-- Task directions --
Going through the material below, please gather all lines with the word "headlamp" in them.

-- start --

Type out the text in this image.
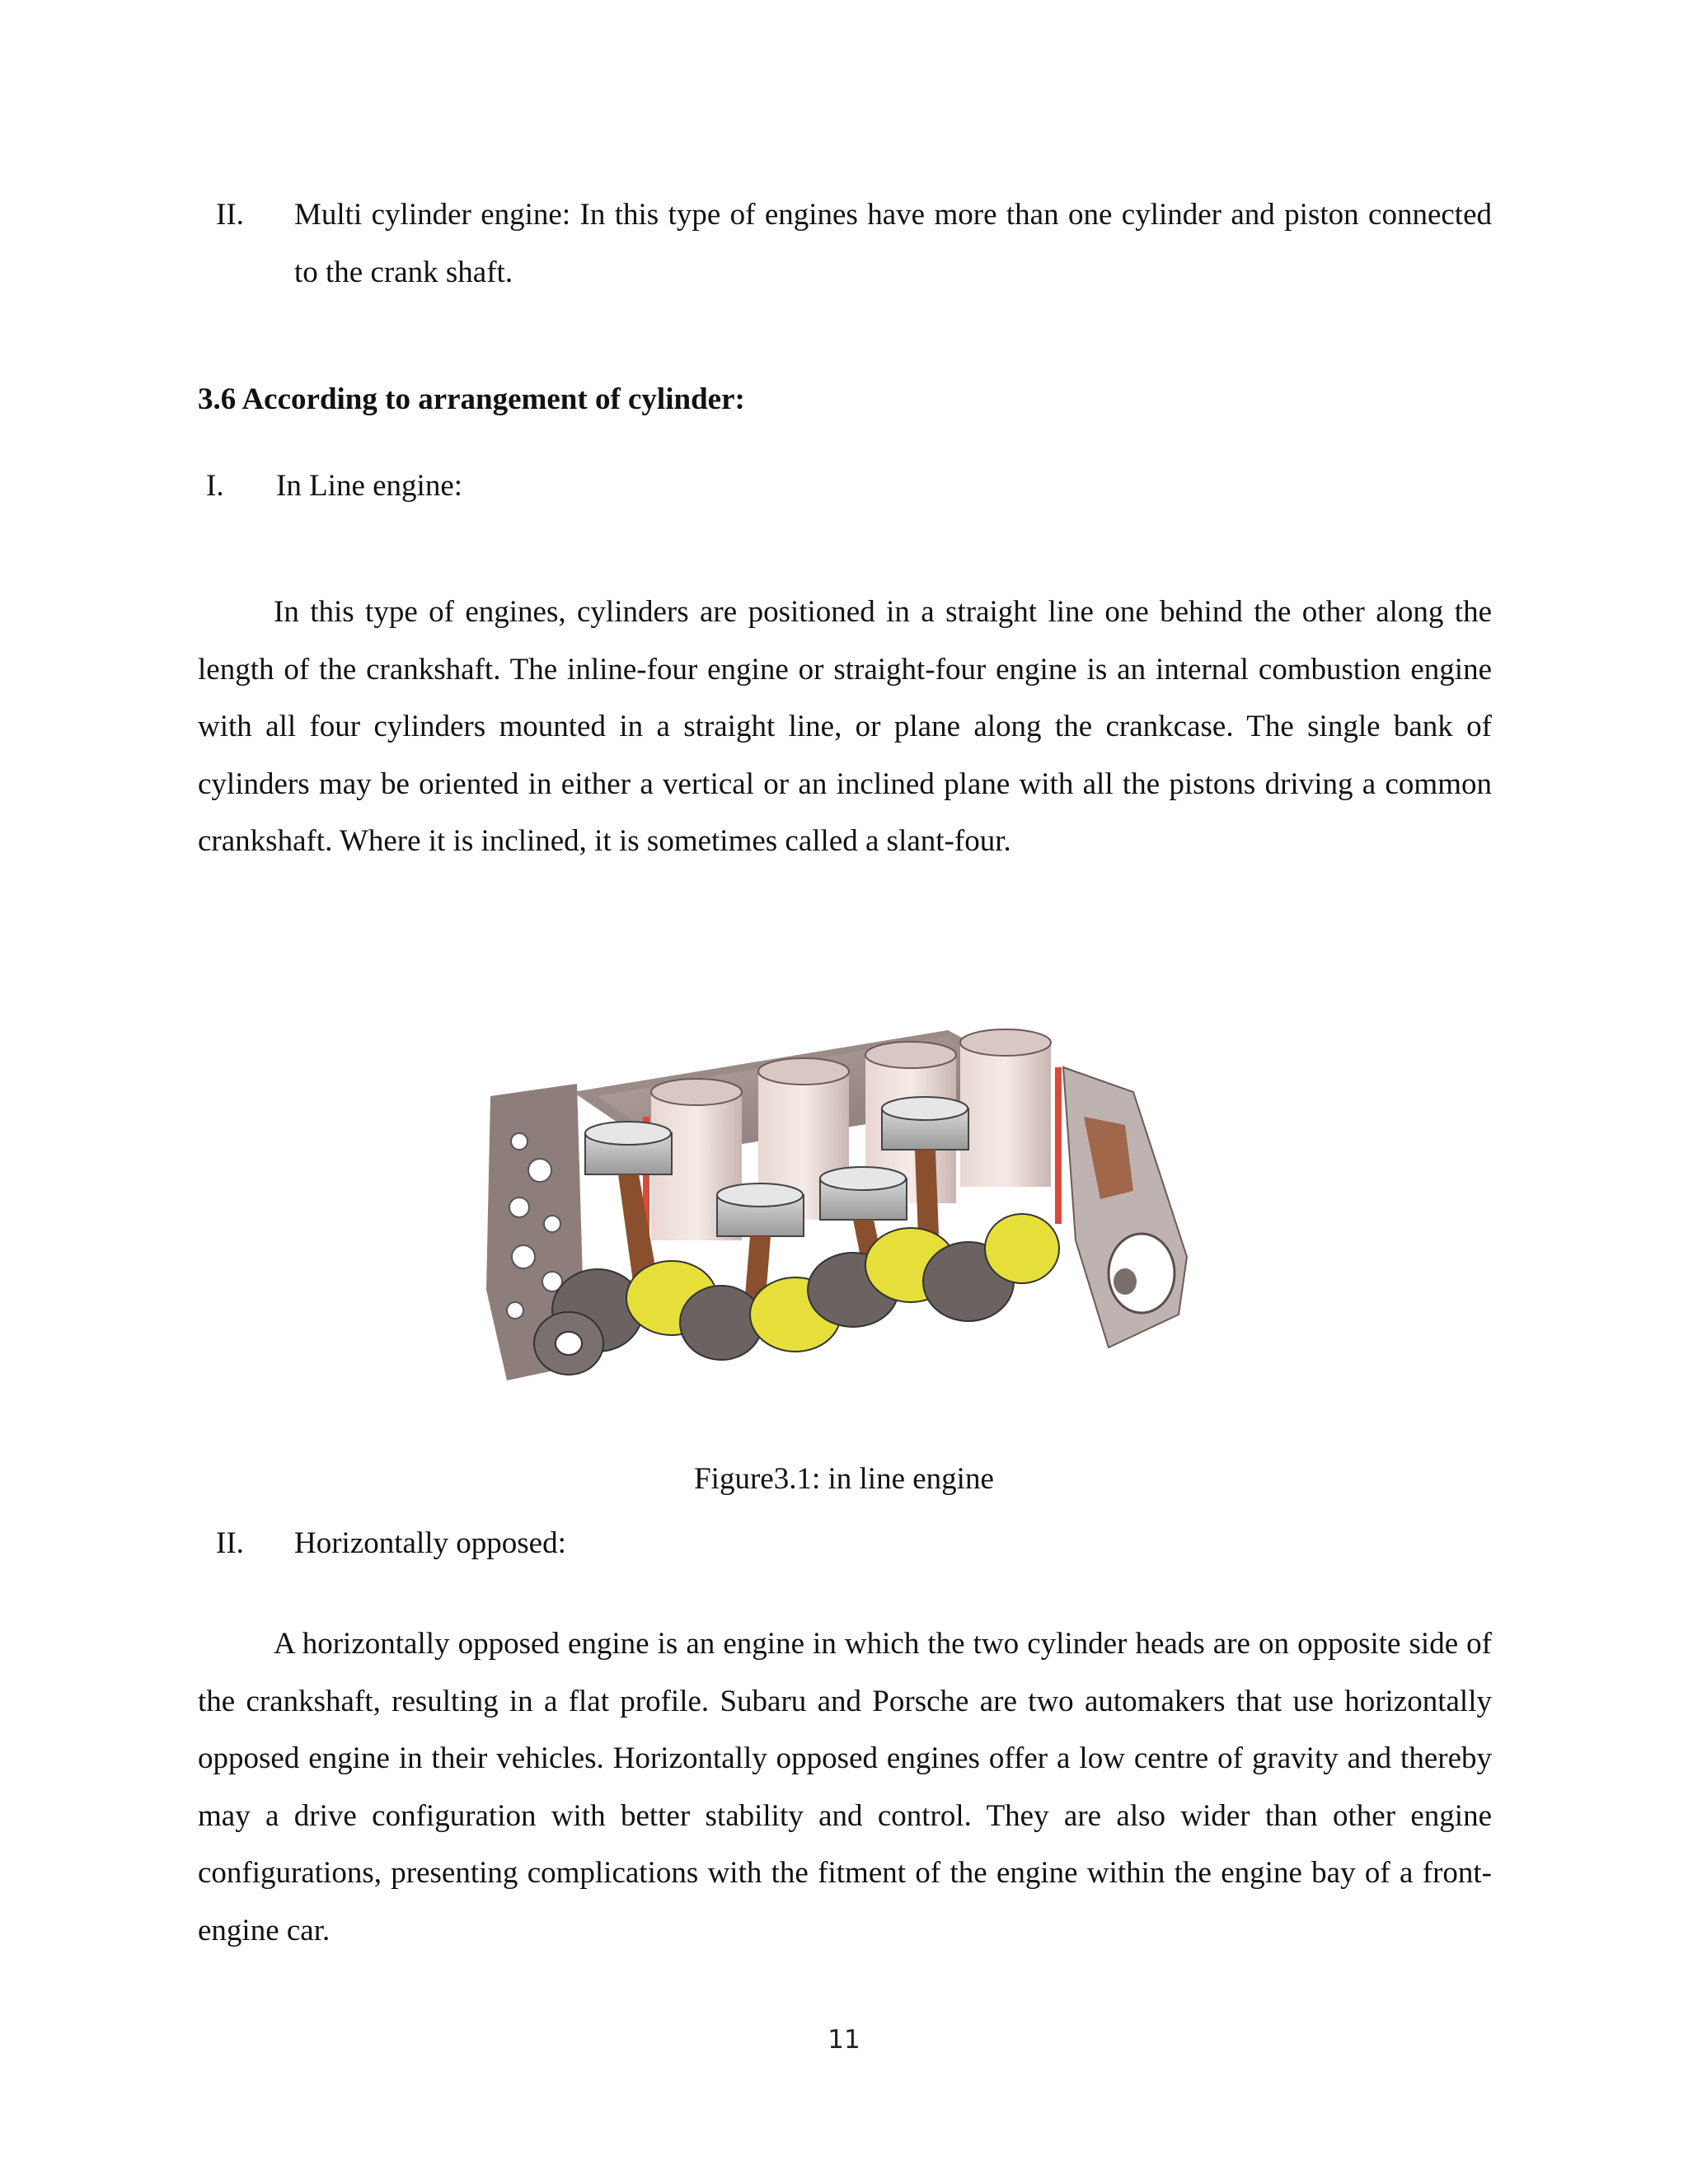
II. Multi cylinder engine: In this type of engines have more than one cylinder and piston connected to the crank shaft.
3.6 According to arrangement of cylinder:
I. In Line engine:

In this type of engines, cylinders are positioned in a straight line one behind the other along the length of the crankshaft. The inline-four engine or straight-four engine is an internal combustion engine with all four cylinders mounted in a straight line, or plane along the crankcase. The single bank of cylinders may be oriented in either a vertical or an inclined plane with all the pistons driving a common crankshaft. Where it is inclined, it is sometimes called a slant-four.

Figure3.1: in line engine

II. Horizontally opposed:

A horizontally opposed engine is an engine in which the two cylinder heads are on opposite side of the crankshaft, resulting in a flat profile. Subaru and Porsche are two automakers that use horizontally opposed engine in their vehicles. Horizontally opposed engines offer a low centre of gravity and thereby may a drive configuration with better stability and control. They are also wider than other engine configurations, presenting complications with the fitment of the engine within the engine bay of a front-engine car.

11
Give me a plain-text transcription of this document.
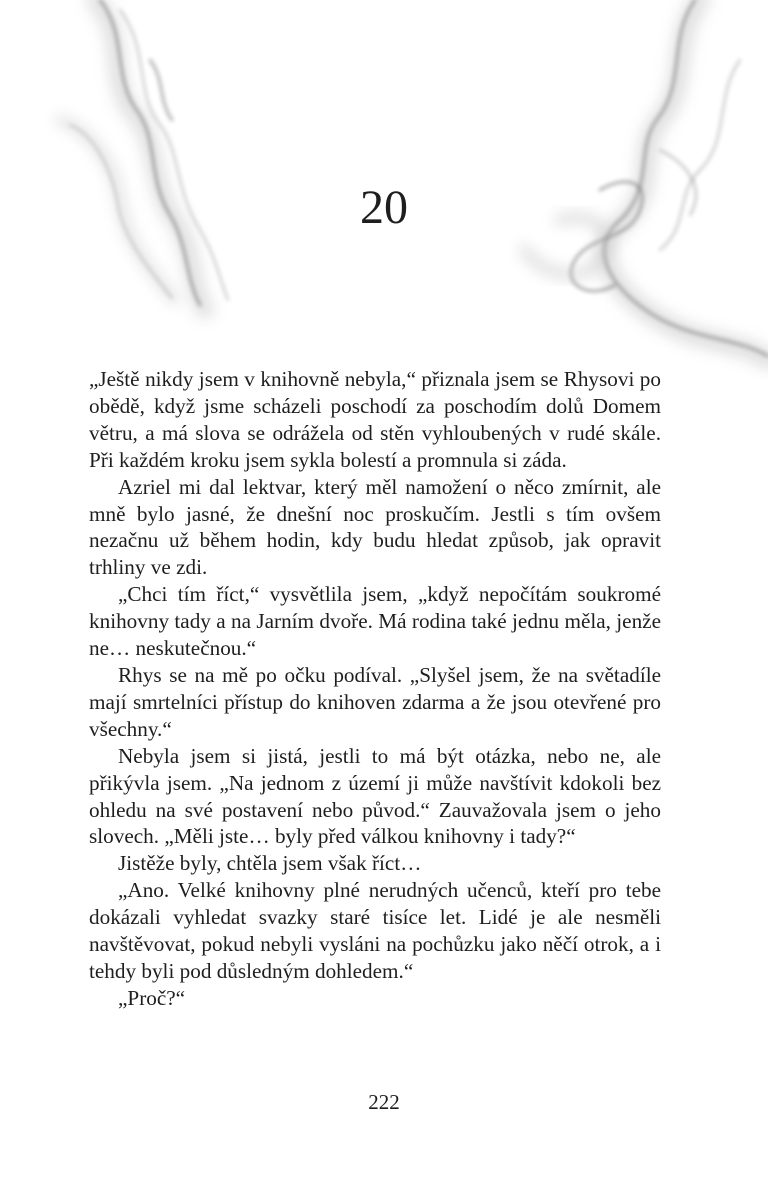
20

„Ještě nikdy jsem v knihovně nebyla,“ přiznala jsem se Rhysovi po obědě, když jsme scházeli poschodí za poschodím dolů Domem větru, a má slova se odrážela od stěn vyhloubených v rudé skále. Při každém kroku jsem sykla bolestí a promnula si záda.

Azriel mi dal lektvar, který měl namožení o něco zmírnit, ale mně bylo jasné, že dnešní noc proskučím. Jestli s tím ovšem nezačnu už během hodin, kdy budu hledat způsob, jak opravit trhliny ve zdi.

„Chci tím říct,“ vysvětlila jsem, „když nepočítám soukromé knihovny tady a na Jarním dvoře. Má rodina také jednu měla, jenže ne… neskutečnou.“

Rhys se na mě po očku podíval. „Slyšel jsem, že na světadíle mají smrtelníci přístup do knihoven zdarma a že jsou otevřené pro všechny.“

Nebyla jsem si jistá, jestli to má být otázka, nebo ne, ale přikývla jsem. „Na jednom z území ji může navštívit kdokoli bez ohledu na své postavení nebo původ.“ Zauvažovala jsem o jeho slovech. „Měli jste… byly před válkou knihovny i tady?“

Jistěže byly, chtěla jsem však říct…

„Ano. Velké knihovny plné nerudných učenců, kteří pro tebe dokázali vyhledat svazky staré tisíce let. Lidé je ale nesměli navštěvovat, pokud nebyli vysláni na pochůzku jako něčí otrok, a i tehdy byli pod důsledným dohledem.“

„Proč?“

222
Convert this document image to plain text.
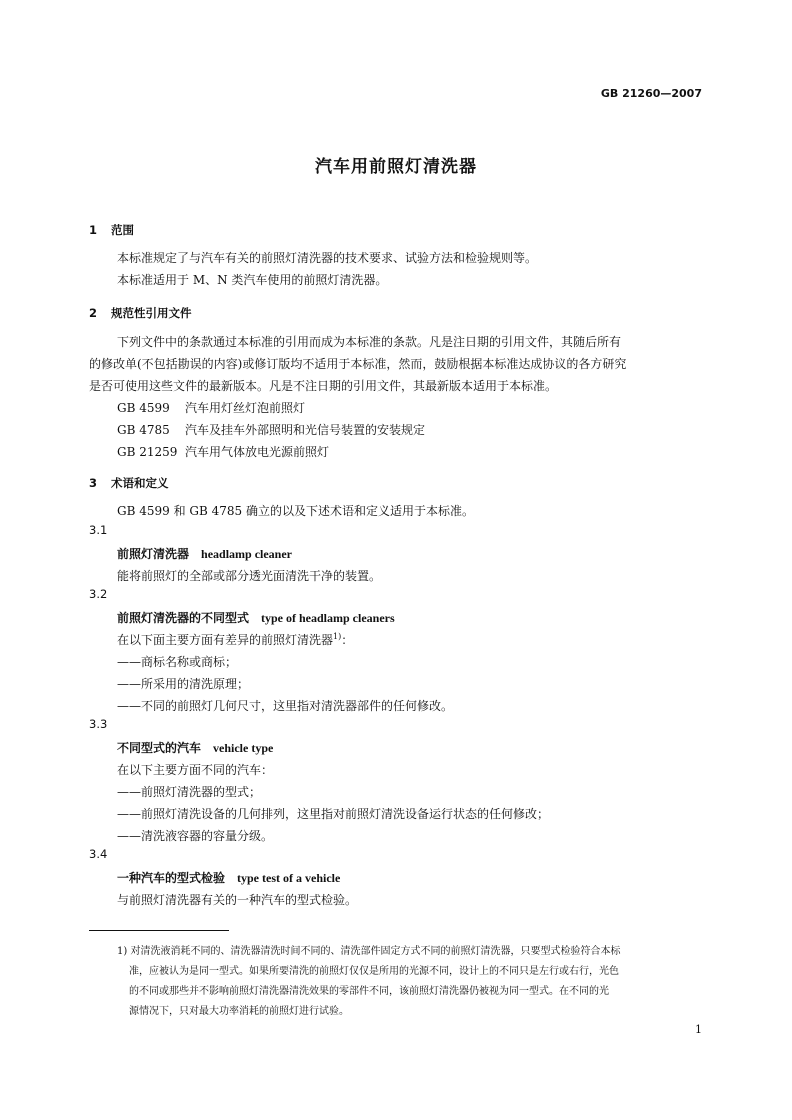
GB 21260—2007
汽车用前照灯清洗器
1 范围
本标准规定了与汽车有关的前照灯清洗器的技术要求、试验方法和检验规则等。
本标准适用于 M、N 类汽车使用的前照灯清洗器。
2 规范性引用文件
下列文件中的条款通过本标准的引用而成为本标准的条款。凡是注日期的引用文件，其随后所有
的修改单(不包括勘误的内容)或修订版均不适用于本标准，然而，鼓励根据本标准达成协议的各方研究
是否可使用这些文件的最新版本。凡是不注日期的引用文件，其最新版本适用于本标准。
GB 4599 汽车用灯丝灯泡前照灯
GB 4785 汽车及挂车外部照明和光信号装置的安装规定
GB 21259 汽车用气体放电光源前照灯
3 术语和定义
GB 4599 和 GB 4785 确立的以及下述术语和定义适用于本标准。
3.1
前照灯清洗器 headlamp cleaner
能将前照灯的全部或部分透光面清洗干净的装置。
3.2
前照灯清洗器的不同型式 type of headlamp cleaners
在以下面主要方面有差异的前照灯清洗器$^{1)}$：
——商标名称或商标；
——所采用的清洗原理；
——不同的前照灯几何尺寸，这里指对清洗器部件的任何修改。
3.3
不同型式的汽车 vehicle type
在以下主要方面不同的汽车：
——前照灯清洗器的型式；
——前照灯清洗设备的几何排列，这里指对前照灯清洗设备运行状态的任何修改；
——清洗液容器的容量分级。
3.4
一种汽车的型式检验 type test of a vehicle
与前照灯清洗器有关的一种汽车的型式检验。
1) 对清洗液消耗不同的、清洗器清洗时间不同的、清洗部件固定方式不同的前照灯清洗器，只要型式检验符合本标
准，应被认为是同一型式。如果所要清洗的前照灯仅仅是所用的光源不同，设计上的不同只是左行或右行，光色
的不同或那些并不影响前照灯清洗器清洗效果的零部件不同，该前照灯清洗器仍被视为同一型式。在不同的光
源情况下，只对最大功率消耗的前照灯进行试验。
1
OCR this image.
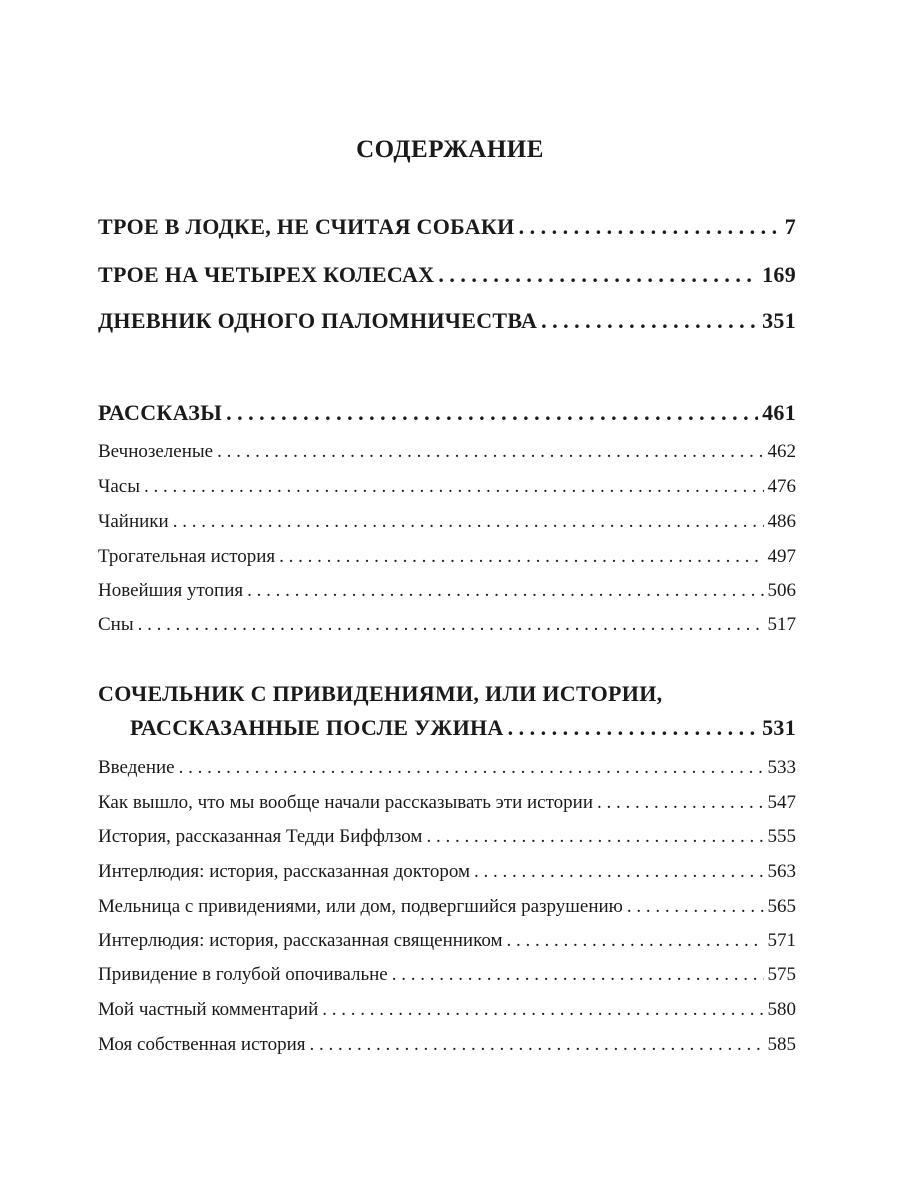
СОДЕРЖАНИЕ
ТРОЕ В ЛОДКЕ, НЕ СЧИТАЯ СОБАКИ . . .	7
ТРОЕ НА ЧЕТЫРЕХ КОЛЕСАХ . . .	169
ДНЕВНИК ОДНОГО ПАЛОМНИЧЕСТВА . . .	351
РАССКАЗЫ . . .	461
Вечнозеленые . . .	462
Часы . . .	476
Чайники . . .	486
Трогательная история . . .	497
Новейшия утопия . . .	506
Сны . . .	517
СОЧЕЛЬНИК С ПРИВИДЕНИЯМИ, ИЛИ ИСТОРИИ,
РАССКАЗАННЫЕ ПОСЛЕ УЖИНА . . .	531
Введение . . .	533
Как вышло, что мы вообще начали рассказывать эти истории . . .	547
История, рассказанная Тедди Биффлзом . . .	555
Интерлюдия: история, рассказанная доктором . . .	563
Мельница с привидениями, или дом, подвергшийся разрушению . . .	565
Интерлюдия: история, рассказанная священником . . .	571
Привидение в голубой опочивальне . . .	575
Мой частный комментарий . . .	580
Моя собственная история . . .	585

-- end --

-- Task result --
前照灯清洗器 headlamp cleaner
前照灯清洗器的不同型式 type of headlamp cleaners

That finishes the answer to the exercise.